§ Records from a dataset
## Begin

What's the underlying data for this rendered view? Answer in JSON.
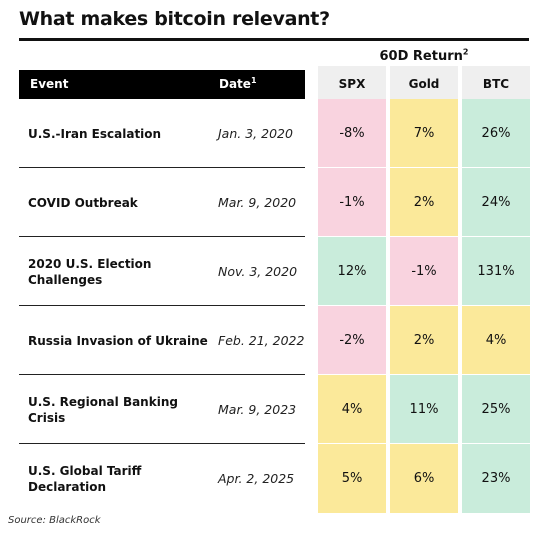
{
  "title": "What makes bitcoin relevant?",
  "group_header": {
    "label": "60D Return",
    "sup": "2"
  },
  "headers": {
    "event": "Event",
    "date": "Date",
    "date_sup": "1",
    "spx": "SPX",
    "gold": "Gold",
    "btc": "BTC"
  },
  "rows": [
    {
      "event": "U.S.-Iran Escalation",
      "date": "Jan. 3, 2020",
      "spx": "-8%",
      "gold": "7%",
      "btc": "26%"
    },
    {
      "event": "COVID Outbreak",
      "date": "Mar. 9, 2020",
      "spx": "-1%",
      "gold": "2%",
      "btc": "24%"
    },
    {
      "event": "2020 U.S. Election Challenges",
      "date": "Nov. 3, 2020",
      "spx": "12%",
      "gold": "-1%",
      "btc": "131%"
    },
    {
      "event": "Russia Invasion of Ukraine",
      "date": "Feb. 21, 2022",
      "spx": "-2%",
      "gold": "2%",
      "btc": "4%"
    },
    {
      "event": "U.S. Regional Banking Crisis",
      "date": "Mar. 9, 2023",
      "spx": "4%",
      "gold": "11%",
      "btc": "25%"
    },
    {
      "event": "U.S. Global Tariff Declaration",
      "date": "Apr. 2, 2025",
      "spx": "5%",
      "gold": "6%",
      "btc": "23%"
    }
  ],
  "source": "Source: BlackRock",
  "colors": {
    "negative": "#f9d3df",
    "low": "#fbe99a",
    "high": "#c9ecdb",
    "header_bg": "#efefef"
  },
  "chart_data": {
    "type": "table",
    "title": "What makes bitcoin relevant?",
    "columns": [
      "Event",
      "Date",
      "SPX",
      "Gold",
      "BTC"
    ],
    "series": [
      {
        "name": "SPX",
        "values": [
          -8,
          -1,
          12,
          -2,
          4,
          5
        ]
      },
      {
        "name": "Gold",
        "values": [
          7,
          2,
          -1,
          2,
          11,
          6
        ]
      },
      {
        "name": "BTC",
        "values": [
          26,
          24,
          131,
          4,
          25,
          23
        ]
      }
    ],
    "categories": [
      "U.S.-Iran Escalation",
      "COVID Outbreak",
      "2020 U.S. Election Challenges",
      "Russia Invasion of Ukraine",
      "U.S. Regional Banking Crisis",
      "U.S. Global Tariff Declaration"
    ]
  }
}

## End

§ Work to complete
From the entries above, copy every line that holds the word "Escalation".

§ Result of the task
      "event": "U.S.-Iran Escalation",
      "U.S.-Iran Escalation",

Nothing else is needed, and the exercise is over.